- Records for processing -
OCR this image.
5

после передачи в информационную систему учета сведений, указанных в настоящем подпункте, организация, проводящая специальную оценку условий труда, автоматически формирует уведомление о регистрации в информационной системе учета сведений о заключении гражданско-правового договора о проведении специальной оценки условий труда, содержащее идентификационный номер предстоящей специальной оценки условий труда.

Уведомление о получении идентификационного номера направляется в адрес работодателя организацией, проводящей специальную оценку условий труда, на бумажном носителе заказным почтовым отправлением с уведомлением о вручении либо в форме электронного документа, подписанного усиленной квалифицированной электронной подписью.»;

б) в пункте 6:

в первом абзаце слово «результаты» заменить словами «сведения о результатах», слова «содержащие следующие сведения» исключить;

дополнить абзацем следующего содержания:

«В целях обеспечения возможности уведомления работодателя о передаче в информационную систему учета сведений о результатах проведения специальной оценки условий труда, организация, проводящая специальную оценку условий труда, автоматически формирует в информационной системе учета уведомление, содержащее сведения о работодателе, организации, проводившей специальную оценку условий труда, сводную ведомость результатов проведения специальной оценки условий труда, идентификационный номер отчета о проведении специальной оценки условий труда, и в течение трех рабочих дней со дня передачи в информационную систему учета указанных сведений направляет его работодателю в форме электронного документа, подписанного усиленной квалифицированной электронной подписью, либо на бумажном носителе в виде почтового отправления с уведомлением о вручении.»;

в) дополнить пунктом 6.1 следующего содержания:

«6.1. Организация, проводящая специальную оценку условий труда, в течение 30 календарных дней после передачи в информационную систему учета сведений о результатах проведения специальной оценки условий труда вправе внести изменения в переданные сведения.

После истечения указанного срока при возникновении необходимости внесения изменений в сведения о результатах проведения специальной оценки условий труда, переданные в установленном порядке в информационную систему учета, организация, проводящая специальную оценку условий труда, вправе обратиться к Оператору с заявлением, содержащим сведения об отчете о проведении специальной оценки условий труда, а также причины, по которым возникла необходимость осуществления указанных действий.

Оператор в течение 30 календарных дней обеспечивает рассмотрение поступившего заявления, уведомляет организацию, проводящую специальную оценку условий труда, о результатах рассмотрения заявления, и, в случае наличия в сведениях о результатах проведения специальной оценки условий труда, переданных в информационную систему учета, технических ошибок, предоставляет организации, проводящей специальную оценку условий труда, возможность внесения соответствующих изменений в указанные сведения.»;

- Your instructions -
Locate all lines holding the word "содержания", then copy them out.

- Response for this exercise -
дополнить абзацем следующего содержания:
в) дополнить пунктом 6.1 следующего содержания:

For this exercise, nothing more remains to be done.